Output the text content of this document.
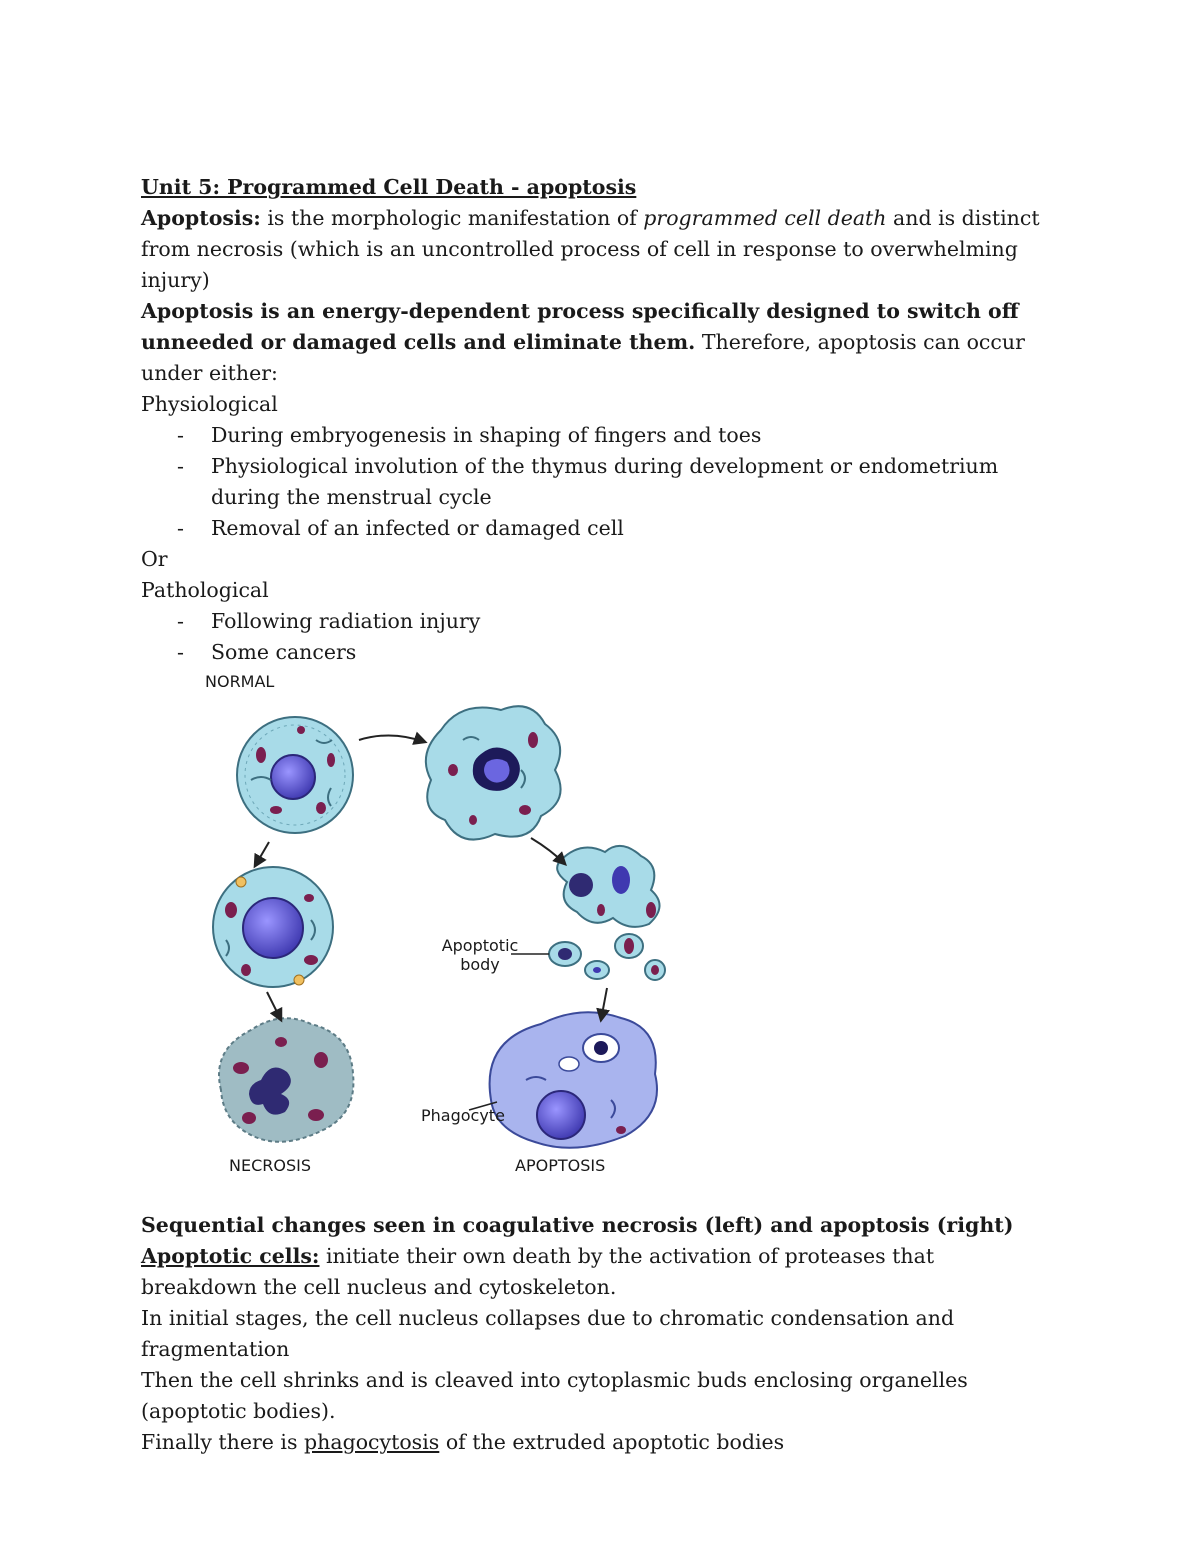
Unit 5: Programmed Cell Death - apoptosis

Apoptosis: is the morphologic manifestation of programmed cell death and is distinct from necrosis (which is an uncontrolled process of cell in response to overwhelming injury)

Apoptosis is an energy-dependent process specifically designed to switch off unneeded or damaged cells and eliminate them. Therefore, apoptosis can occur under either:

Physiological

- During embryogenesis in shaping of fingers and toes
- Physiological involution of the thymus during development or endometrium during the menstrual cycle
- Removal of an infected or damaged cell

Or

Pathological

- Following radiation injury
- Some cancers
NORMAL
Apoptotic
body
Phagocyte
NECROSIS	APOPTOSIS

Sequential changes seen in coagulative necrosis (left) and apoptosis (right)

Apoptotic cells: initiate their own death by the activation of proteases that breakdown the cell nucleus and cytoskeleton.

In initial stages, the cell nucleus collapses due to chromatic condensation and fragmentation

Then the cell shrinks and is cleaved into cytoplasmic buds enclosing organelles (apoptotic bodies).

Finally there is phagocytosis of the extruded apoptotic bodies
◇ ◇ ◇ ◇
PROBLEM:
Nothing but the listing, copied exactly and stripped of its images, should appear in the response.

TASK RESULT:
Output the text content of this document.
Unit 5: Programmed Cell Death - apoptosis

Apoptosis: is the morphologic manifestation of programmed cell death and is distinct from necrosis (which is an uncontrolled process of cell in response to overwhelming injury)

Apoptosis is an energy-dependent process specifically designed to switch off unneeded or damaged cells and eliminate them. Therefore, apoptosis can occur under either:

Physiological

- During embryogenesis in shaping of fingers and toes
- Physiological involution of the thymus during development or endometrium during the menstrual cycle
- Removal of an infected or damaged cell

Or

Pathological

- Following radiation injury
- Some cancers
NORMAL
Apoptotic
body
Phagocyte
NECROSIS	APOPTOSIS

Sequential changes seen in coagulative necrosis (left) and apoptosis (right)

Apoptotic cells: initiate their own death by the activation of proteases that breakdown the cell nucleus and cytoskeleton.

In initial stages, the cell nucleus collapses due to chromatic condensation and fragmentation

Then the cell shrinks and is cleaved into cytoplasmic buds enclosing organelles (apoptotic bodies).

Finally there is phagocytosis of the extruded apoptotic bodies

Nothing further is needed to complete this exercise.